Find each line with the word "this" and copy it.

-- Begin --

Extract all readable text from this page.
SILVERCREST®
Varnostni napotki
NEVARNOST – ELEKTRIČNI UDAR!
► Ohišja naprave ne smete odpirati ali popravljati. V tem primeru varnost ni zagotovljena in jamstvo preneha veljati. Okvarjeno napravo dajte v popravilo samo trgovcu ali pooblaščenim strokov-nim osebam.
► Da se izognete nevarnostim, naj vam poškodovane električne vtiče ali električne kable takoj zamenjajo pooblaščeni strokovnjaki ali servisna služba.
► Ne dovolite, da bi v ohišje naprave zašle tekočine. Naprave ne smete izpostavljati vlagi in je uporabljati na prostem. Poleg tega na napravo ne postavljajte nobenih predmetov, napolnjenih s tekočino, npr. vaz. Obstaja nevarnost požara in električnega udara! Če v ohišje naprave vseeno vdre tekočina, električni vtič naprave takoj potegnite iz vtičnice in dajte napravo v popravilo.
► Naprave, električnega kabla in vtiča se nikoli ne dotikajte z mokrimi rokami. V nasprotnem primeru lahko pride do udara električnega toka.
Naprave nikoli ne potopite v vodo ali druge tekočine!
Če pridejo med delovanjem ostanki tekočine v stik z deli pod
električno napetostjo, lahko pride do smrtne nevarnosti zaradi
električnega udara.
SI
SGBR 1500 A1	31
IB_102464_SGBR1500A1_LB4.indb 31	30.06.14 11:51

-- End --
-- Begin --

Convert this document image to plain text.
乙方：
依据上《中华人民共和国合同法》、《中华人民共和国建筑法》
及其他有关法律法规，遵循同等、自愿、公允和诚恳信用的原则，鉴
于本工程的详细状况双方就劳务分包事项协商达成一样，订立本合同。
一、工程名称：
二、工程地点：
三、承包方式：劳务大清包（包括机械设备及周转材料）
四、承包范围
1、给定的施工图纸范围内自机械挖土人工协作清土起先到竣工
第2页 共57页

-- End --

#### ANSWER TO THE PROBLEM:
Extract all readable text from this page.
Convert this document image to plain text.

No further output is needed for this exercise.